AIM: Repeat every record below exactly, but leave out any pictures.

##### PROVIDED DATA #####

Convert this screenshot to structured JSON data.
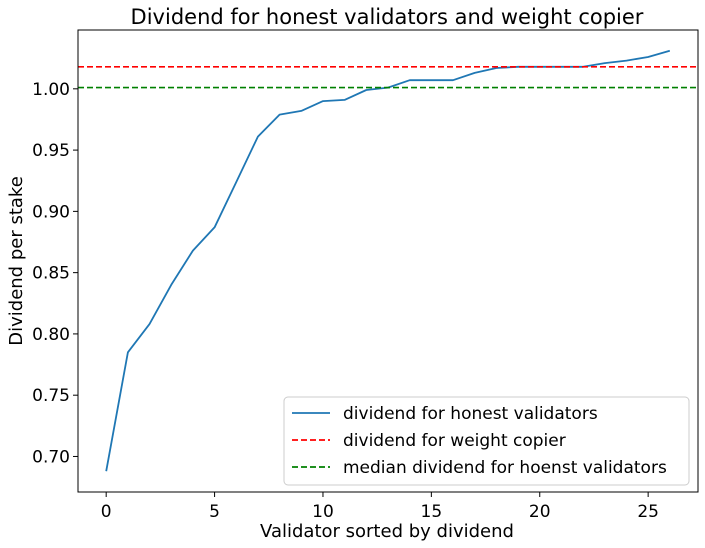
{
  "chart_data": {
    "type": "line",
    "title": "Dividend for honest validators and weight copier",
    "xlabel": "Validator sorted by dividend",
    "ylabel": "Dividend per stake",
    "xlim": [
      -1.3,
      27.3
    ],
    "ylim": [
      0.671,
      1.048
    ],
    "xticks": [
      0,
      5,
      10,
      15,
      20,
      25
    ],
    "xtick_labels": [
      "0",
      "5",
      "10",
      "15",
      "20",
      "25"
    ],
    "yticks": [
      0.7,
      0.75,
      0.8,
      0.85,
      0.9,
      0.95,
      1.0
    ],
    "ytick_labels": [
      "0.70",
      "0.75",
      "0.80",
      "0.85",
      "0.90",
      "0.95",
      "1.00"
    ],
    "grid": false,
    "legend_position": "lower-right",
    "series": [
      {
        "name": "dividend for honest validators",
        "style": "solid",
        "color": "#1f77b4",
        "x": [
          0,
          1,
          2,
          3,
          4,
          5,
          6,
          7,
          8,
          9,
          10,
          11,
          12,
          13,
          14,
          15,
          16,
          17,
          18,
          19,
          20,
          21,
          22,
          23,
          24,
          25,
          26
        ],
        "values": [
          0.688,
          0.785,
          0.808,
          0.84,
          0.868,
          0.887,
          0.924,
          0.961,
          0.979,
          0.982,
          0.99,
          0.991,
          0.999,
          1.001,
          1.007,
          1.007,
          1.007,
          1.013,
          1.017,
          1.018,
          1.018,
          1.018,
          1.018,
          1.021,
          1.023,
          1.026,
          1.031
        ]
      },
      {
        "name": "dividend for weight copier",
        "style": "dashed",
        "color": "#ff0000",
        "hline": 1.018
      },
      {
        "name": "median dividend for hoenst validators",
        "style": "dashed",
        "color": "#008000",
        "hline": 1.001
      }
    ]
  }
}
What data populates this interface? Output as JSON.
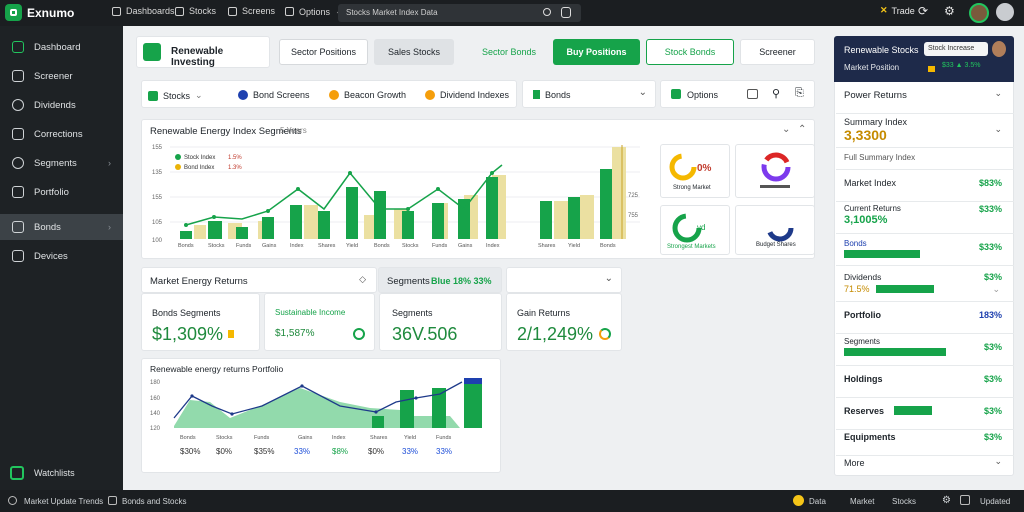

#####

SOLVED EXERCISE:
Convert this screenshot to structured JSON data.
{
  "chart_data": {
    "type": "line",
    "title": "Dividend for honest validators and weight copier",
    "xlabel": "Validator sorted by dividend",
    "ylabel": "Dividend per stake",
    "xlim": [
      -1.3,
      27.3
    ],
    "ylim": [
      0.671,
      1.048
    ],
    "xticks": [
      0,
      5,
      10,
      15,
      20,
      25
    ],
    "xtick_labels": [
      "0",
      "5",
      "10",
      "15",
      "20",
      "25"
    ],
    "yticks": [
      0.7,
      0.75,
      0.8,
      0.85,
      0.9,
      0.95,
      1.0
    ],
    "ytick_labels": [
      "0.70",
      "0.75",
      "0.80",
      "0.85",
      "0.90",
      "0.95",
      "1.00"
    ],
    "grid": false,
    "legend_position": "lower-right",
    "series": [
      {
        "name": "dividend for honest validators",
        "style": "solid",
        "color": "#1f77b4",
        "x": [
          0,
          1,
          2,
          3,
          4,
          5,
          6,
          7,
          8,
          9,
          10,
          11,
          12,
          13,
          14,
          15,
          16,
          17,
          18,
          19,
          20,
          21,
          22,
          23,
          24,
          25,
          26
        ],
        "values": [
          0.688,
          0.785,
          0.808,
          0.84,
          0.868,
          0.887,
          0.924,
          0.961,
          0.979,
          0.982,
          0.99,
          0.991,
          0.999,
          1.001,
          1.007,
          1.007,
          1.007,
          1.013,
          1.017,
          1.018,
          1.018,
          1.018,
          1.018,
          1.021,
          1.023,
          1.026,
          1.031
        ]
      },
      {
        "name": "dividend for weight copier",
        "style": "dashed",
        "color": "#ff0000",
        "hline": 1.018
      },
      {
        "name": "median dividend for hoenst validators",
        "style": "dashed",
        "color": "#008000",
        "hline": 1.001
      }
    ]
  }
}
What data populates this interface? Output as JSON.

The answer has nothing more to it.